Task description: Output every line below exactly.

Supplied material:
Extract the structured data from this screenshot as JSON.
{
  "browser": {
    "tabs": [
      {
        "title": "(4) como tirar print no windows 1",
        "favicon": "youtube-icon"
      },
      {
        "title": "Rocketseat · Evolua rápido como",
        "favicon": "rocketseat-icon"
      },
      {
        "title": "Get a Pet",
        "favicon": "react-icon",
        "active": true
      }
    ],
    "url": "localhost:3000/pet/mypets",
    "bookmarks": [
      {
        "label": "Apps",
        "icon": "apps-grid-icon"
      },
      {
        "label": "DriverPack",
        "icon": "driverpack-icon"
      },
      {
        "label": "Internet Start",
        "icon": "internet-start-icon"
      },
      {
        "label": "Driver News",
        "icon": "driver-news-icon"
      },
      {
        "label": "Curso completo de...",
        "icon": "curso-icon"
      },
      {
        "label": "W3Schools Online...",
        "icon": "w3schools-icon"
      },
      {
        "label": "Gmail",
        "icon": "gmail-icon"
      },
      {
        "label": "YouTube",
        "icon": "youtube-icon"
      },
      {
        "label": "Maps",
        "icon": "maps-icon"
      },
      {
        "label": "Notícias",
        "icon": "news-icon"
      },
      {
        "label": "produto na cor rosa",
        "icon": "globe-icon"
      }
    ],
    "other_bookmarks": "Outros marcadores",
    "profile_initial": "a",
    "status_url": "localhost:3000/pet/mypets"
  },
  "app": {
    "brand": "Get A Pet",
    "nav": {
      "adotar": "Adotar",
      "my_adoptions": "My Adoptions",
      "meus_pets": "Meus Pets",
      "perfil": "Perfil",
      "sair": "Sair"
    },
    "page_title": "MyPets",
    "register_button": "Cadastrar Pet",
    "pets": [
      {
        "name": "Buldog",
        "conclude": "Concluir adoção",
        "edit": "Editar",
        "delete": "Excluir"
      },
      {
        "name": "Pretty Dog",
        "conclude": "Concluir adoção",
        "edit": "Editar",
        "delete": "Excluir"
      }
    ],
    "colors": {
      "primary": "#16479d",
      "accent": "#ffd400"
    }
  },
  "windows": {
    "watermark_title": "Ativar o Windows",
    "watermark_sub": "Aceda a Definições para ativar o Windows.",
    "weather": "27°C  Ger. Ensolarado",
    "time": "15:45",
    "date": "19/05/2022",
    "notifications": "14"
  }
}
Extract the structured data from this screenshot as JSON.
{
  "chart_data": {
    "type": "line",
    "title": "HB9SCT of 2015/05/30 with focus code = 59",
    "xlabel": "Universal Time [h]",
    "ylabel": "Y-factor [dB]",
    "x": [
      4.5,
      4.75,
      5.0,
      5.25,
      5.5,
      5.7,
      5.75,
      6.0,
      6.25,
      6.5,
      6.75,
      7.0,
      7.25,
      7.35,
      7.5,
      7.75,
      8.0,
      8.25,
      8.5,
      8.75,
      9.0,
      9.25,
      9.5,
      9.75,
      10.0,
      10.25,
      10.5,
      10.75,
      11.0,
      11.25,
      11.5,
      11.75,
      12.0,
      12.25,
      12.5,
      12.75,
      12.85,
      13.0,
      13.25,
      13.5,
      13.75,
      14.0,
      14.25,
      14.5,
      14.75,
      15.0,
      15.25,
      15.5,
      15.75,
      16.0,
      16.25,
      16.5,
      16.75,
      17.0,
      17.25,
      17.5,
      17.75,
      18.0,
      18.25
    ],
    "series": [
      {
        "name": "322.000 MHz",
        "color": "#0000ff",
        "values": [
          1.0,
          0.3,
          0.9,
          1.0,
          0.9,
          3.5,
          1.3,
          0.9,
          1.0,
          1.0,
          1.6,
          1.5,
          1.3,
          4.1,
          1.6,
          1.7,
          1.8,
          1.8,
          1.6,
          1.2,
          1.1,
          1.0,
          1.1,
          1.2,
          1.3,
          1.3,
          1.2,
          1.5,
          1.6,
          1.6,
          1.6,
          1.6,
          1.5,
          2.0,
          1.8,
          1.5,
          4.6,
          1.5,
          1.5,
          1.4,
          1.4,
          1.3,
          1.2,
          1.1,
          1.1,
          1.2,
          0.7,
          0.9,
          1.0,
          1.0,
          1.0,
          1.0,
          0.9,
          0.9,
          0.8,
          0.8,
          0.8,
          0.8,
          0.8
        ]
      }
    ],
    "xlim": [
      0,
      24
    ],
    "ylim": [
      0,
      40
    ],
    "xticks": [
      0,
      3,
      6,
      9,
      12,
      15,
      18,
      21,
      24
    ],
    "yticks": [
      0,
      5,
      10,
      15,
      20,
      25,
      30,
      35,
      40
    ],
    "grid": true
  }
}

Exercise response:
Extract the structured data from this screenshot as JSON.
{
  "browser": {
    "tabs": [
      {
        "title": "(4) como tirar print no windows 1",
        "favicon": "youtube-icon"
      },
      {
        "title": "Rocketseat · Evolua rápido como",
        "favicon": "rocketseat-icon"
      },
      {
        "title": "Get a Pet",
        "favicon": "react-icon",
        "active": true
      }
    ],
    "url": "localhost:3000/pet/mypets",
    "bookmarks": [
      {
        "label": "Apps",
        "icon": "apps-grid-icon"
      },
      {
        "label": "DriverPack",
        "icon": "driverpack-icon"
      },
      {
        "label": "Internet Start",
        "icon": "internet-start-icon"
      },
      {
        "label": "Driver News",
        "icon": "driver-news-icon"
      },
      {
        "label": "Curso completo de...",
        "icon": "curso-icon"
      },
      {
        "label": "W3Schools Online...",
        "icon": "w3schools-icon"
      },
      {
        "label": "Gmail",
        "icon": "gmail-icon"
      },
      {
        "label": "YouTube",
        "icon": "youtube-icon"
      },
      {
        "label": "Maps",
        "icon": "maps-icon"
      },
      {
        "label": "Notícias",
        "icon": "news-icon"
      },
      {
        "label": "produto na cor rosa",
        "icon": "globe-icon"
      }
    ],
    "other_bookmarks": "Outros marcadores",
    "profile_initial": "a",
    "status_url": "localhost:3000/pet/mypets"
  },
  "app": {
    "brand": "Get A Pet",
    "nav": {
      "adotar": "Adotar",
      "my_adoptions": "My Adoptions",
      "meus_pets": "Meus Pets",
      "perfil": "Perfil",
      "sair": "Sair"
    },
    "page_title": "MyPets",
    "register_button": "Cadastrar Pet",
    "pets": [
      {
        "name": "Buldog",
        "conclude": "Concluir adoção",
        "edit": "Editar",
        "delete": "Excluir"
      },
      {
        "name": "Pretty Dog",
        "conclude": "Concluir adoção",
        "edit": "Editar",
        "delete": "Excluir"
      }
    ],
    "colors": {
      "primary": "#16479d",
      "accent": "#ffd400"
    }
  },
  "windows": {
    "watermark_title": "Ativar o Windows",
    "watermark_sub": "Aceda a Definições para ativar o Windows.",
    "weather": "27°C  Ger. Ensolarado",
    "time": "15:45",
    "date": "19/05/2022",
    "notifications": "14"
  }
}
Extract the structured data from this screenshot as JSON.
{
  "chart_data": {
    "type": "line",
    "title": "HB9SCT of 2015/05/30 with focus code = 59",
    "xlabel": "Universal Time [h]",
    "ylabel": "Y-factor [dB]",
    "x": [
      4.5,
      4.75,
      5.0,
      5.25,
      5.5,
      5.7,
      5.75,
      6.0,
      6.25,
      6.5,
      6.75,
      7.0,
      7.25,
      7.35,
      7.5,
      7.75,
      8.0,
      8.25,
      8.5,
      8.75,
      9.0,
      9.25,
      9.5,
      9.75,
      10.0,
      10.25,
      10.5,
      10.75,
      11.0,
      11.25,
      11.5,
      11.75,
      12.0,
      12.25,
      12.5,
      12.75,
      12.85,
      13.0,
      13.25,
      13.5,
      13.75,
      14.0,
      14.25,
      14.5,
      14.75,
      15.0,
      15.25,
      15.5,
      15.75,
      16.0,
      16.25,
      16.5,
      16.75,
      17.0,
      17.25,
      17.5,
      17.75,
      18.0,
      18.25
    ],
    "series": [
      {
        "name": "322.000 MHz",
        "color": "#0000ff",
        "values": [
          1.0,
          0.3,
          0.9,
          1.0,
          0.9,
          3.5,
          1.3,
          0.9,
          1.0,
          1.0,
          1.6,
          1.5,
          1.3,
          4.1,
          1.6,
          1.7,
          1.8,
          1.8,
          1.6,
          1.2,
          1.1,
          1.0,
          1.1,
          1.2,
          1.3,
          1.3,
          1.2,
          1.5,
          1.6,
          1.6,
          1.6,
          1.6,
          1.5,
          2.0,
          1.8,
          1.5,
          4.6,
          1.5,
          1.5,
          1.4,
          1.4,
          1.3,
          1.2,
          1.1,
          1.1,
          1.2,
          0.7,
          0.9,
          1.0,
          1.0,
          1.0,
          1.0,
          0.9,
          0.9,
          0.8,
          0.8,
          0.8,
          0.8,
          0.8
        ]
      }
    ],
    "xlim": [
      0,
      24
    ],
    "ylim": [
      0,
      40
    ],
    "xticks": [
      0,
      3,
      6,
      9,
      12,
      15,
      18,
      21,
      24
    ],
    "yticks": [
      0,
      5,
      10,
      15,
      20,
      25,
      30,
      35,
      40
    ],
    "grid": true
  }
}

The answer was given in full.